## TASK INSTRUCTIONS
Output every entry exactly, from the first line to the last.

## RECORDS TO USE
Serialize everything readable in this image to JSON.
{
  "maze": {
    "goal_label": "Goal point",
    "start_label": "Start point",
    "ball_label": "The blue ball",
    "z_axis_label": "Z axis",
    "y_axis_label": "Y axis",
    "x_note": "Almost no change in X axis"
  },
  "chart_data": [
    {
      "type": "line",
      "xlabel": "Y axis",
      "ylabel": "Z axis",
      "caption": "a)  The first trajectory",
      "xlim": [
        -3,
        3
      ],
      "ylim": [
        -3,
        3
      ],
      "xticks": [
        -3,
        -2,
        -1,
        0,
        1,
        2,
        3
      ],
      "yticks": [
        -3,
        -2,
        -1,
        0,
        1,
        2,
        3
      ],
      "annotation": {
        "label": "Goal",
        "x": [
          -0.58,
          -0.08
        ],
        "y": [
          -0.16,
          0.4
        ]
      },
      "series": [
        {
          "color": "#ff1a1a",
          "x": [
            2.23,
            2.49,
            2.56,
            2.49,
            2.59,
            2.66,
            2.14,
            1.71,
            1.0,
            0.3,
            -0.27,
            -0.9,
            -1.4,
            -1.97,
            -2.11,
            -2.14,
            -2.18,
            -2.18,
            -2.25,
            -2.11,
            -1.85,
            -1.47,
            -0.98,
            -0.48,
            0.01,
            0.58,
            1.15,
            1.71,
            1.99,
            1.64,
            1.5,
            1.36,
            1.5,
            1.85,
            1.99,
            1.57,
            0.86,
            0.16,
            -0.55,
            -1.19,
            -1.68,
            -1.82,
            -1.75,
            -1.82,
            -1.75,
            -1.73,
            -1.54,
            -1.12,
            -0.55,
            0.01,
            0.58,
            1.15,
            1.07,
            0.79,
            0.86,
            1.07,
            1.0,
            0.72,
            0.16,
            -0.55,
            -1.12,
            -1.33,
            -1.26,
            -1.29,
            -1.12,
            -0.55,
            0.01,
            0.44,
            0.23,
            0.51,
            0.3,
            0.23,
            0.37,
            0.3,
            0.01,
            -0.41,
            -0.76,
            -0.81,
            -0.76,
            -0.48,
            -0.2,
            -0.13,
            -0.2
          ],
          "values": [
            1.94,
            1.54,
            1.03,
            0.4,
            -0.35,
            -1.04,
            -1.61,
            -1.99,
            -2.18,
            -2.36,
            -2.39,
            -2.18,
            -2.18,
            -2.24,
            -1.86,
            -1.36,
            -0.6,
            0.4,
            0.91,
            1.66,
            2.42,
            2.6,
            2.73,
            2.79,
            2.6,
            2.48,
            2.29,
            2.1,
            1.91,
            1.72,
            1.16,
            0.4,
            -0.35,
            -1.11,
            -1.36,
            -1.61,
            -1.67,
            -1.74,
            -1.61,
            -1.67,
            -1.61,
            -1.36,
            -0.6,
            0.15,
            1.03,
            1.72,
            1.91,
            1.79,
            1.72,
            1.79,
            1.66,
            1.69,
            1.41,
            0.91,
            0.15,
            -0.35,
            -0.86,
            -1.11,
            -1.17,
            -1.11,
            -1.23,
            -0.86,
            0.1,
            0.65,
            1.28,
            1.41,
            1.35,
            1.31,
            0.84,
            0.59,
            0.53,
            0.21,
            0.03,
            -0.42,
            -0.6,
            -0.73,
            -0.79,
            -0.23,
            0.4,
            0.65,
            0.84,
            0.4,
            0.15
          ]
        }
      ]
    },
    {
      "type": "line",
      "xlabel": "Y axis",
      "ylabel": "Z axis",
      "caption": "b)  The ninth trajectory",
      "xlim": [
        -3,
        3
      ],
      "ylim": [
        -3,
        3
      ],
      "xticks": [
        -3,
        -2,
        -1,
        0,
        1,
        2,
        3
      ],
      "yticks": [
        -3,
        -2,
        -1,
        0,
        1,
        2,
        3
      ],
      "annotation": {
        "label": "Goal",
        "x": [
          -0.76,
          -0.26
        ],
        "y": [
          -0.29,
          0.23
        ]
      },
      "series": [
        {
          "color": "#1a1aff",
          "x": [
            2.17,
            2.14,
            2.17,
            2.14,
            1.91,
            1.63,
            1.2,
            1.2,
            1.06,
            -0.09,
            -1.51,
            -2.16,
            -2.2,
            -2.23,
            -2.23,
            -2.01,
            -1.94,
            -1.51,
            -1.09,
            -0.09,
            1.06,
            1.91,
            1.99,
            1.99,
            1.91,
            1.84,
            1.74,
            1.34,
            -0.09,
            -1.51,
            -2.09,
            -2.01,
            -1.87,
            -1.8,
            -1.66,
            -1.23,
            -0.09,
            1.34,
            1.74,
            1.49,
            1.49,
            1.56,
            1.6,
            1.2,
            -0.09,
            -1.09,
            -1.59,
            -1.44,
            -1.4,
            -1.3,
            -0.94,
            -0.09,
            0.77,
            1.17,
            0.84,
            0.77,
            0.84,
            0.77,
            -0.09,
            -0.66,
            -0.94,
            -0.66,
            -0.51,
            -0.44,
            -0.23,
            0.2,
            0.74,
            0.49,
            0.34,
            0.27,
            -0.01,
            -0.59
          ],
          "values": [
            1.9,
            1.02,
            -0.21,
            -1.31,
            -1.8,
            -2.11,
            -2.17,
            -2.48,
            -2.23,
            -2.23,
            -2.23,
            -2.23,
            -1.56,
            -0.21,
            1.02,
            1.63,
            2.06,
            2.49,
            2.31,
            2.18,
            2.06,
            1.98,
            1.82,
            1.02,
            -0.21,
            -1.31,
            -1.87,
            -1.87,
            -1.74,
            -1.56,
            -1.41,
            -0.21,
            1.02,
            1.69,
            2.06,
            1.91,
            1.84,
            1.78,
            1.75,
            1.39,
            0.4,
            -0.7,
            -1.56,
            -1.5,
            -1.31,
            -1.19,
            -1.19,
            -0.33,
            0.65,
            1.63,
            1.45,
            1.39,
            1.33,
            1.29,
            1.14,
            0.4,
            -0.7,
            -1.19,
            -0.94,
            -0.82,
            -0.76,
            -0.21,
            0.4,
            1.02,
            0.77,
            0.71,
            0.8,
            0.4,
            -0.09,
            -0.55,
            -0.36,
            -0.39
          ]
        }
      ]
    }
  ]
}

## SOLUTION TO THE PROBLEM
Serialize everything readable in this image to JSON.
{
  "maze": {
    "goal_label": "Goal point",
    "start_label": "Start point",
    "ball_label": "The blue ball",
    "z_axis_label": "Z axis",
    "y_axis_label": "Y axis",
    "x_note": "Almost no change in X axis"
  },
  "chart_data": [
    {
      "type": "line",
      "xlabel": "Y axis",
      "ylabel": "Z axis",
      "caption": "a)  The first trajectory",
      "xlim": [
        -3,
        3
      ],
      "ylim": [
        -3,
        3
      ],
      "xticks": [
        -3,
        -2,
        -1,
        0,
        1,
        2,
        3
      ],
      "yticks": [
        -3,
        -2,
        -1,
        0,
        1,
        2,
        3
      ],
      "annotation": {
        "label": "Goal",
        "x": [
          -0.58,
          -0.08
        ],
        "y": [
          -0.16,
          0.4
        ]
      },
      "series": [
        {
          "color": "#ff1a1a",
          "x": [
            2.23,
            2.49,
            2.56,
            2.49,
            2.59,
            2.66,
            2.14,
            1.71,
            1.0,
            0.3,
            -0.27,
            -0.9,
            -1.4,
            -1.97,
            -2.11,
            -2.14,
            -2.18,
            -2.18,
            -2.25,
            -2.11,
            -1.85,
            -1.47,
            -0.98,
            -0.48,
            0.01,
            0.58,
            1.15,
            1.71,
            1.99,
            1.64,
            1.5,
            1.36,
            1.5,
            1.85,
            1.99,
            1.57,
            0.86,
            0.16,
            -0.55,
            -1.19,
            -1.68,
            -1.82,
            -1.75,
            -1.82,
            -1.75,
            -1.73,
            -1.54,
            -1.12,
            -0.55,
            0.01,
            0.58,
            1.15,
            1.07,
            0.79,
            0.86,
            1.07,
            1.0,
            0.72,
            0.16,
            -0.55,
            -1.12,
            -1.33,
            -1.26,
            -1.29,
            -1.12,
            -0.55,
            0.01,
            0.44,
            0.23,
            0.51,
            0.3,
            0.23,
            0.37,
            0.3,
            0.01,
            -0.41,
            -0.76,
            -0.81,
            -0.76,
            -0.48,
            -0.2,
            -0.13,
            -0.2
          ],
          "values": [
            1.94,
            1.54,
            1.03,
            0.4,
            -0.35,
            -1.04,
            -1.61,
            -1.99,
            -2.18,
            -2.36,
            -2.39,
            -2.18,
            -2.18,
            -2.24,
            -1.86,
            -1.36,
            -0.6,
            0.4,
            0.91,
            1.66,
            2.42,
            2.6,
            2.73,
            2.79,
            2.6,
            2.48,
            2.29,
            2.1,
            1.91,
            1.72,
            1.16,
            0.4,
            -0.35,
            -1.11,
            -1.36,
            -1.61,
            -1.67,
            -1.74,
            -1.61,
            -1.67,
            -1.61,
            -1.36,
            -0.6,
            0.15,
            1.03,
            1.72,
            1.91,
            1.79,
            1.72,
            1.79,
            1.66,
            1.69,
            1.41,
            0.91,
            0.15,
            -0.35,
            -0.86,
            -1.11,
            -1.17,
            -1.11,
            -1.23,
            -0.86,
            0.1,
            0.65,
            1.28,
            1.41,
            1.35,
            1.31,
            0.84,
            0.59,
            0.53,
            0.21,
            0.03,
            -0.42,
            -0.6,
            -0.73,
            -0.79,
            -0.23,
            0.4,
            0.65,
            0.84,
            0.4,
            0.15
          ]
        }
      ]
    },
    {
      "type": "line",
      "xlabel": "Y axis",
      "ylabel": "Z axis",
      "caption": "b)  The ninth trajectory",
      "xlim": [
        -3,
        3
      ],
      "ylim": [
        -3,
        3
      ],
      "xticks": [
        -3,
        -2,
        -1,
        0,
        1,
        2,
        3
      ],
      "yticks": [
        -3,
        -2,
        -1,
        0,
        1,
        2,
        3
      ],
      "annotation": {
        "label": "Goal",
        "x": [
          -0.76,
          -0.26
        ],
        "y": [
          -0.29,
          0.23
        ]
      },
      "series": [
        {
          "color": "#1a1aff",
          "x": [
            2.17,
            2.14,
            2.17,
            2.14,
            1.91,
            1.63,
            1.2,
            1.2,
            1.06,
            -0.09,
            -1.51,
            -2.16,
            -2.2,
            -2.23,
            -2.23,
            -2.01,
            -1.94,
            -1.51,
            -1.09,
            -0.09,
            1.06,
            1.91,
            1.99,
            1.99,
            1.91,
            1.84,
            1.74,
            1.34,
            -0.09,
            -1.51,
            -2.09,
            -2.01,
            -1.87,
            -1.8,
            -1.66,
            -1.23,
            -0.09,
            1.34,
            1.74,
            1.49,
            1.49,
            1.56,
            1.6,
            1.2,
            -0.09,
            -1.09,
            -1.59,
            -1.44,
            -1.4,
            -1.3,
            -0.94,
            -0.09,
            0.77,
            1.17,
            0.84,
            0.77,
            0.84,
            0.77,
            -0.09,
            -0.66,
            -0.94,
            -0.66,
            -0.51,
            -0.44,
            -0.23,
            0.2,
            0.74,
            0.49,
            0.34,
            0.27,
            -0.01,
            -0.59
          ],
          "values": [
            1.9,
            1.02,
            -0.21,
            -1.31,
            -1.8,
            -2.11,
            -2.17,
            -2.48,
            -2.23,
            -2.23,
            -2.23,
            -2.23,
            -1.56,
            -0.21,
            1.02,
            1.63,
            2.06,
            2.49,
            2.31,
            2.18,
            2.06,
            1.98,
            1.82,
            1.02,
            -0.21,
            -1.31,
            -1.87,
            -1.87,
            -1.74,
            -1.56,
            -1.41,
            -0.21,
            1.02,
            1.69,
            2.06,
            1.91,
            1.84,
            1.78,
            1.75,
            1.39,
            0.4,
            -0.7,
            -1.56,
            -1.5,
            -1.31,
            -1.19,
            -1.19,
            -0.33,
            0.65,
            1.63,
            1.45,
            1.39,
            1.33,
            1.29,
            1.14,
            0.4,
            -0.7,
            -1.19,
            -0.94,
            -0.82,
            -0.76,
            -0.21,
            0.4,
            1.02,
            0.77,
            0.71,
            0.8,
            0.4,
            -0.09,
            -0.55,
            -0.36,
            -0.39
          ]
        }
      ]
    }
  ]
}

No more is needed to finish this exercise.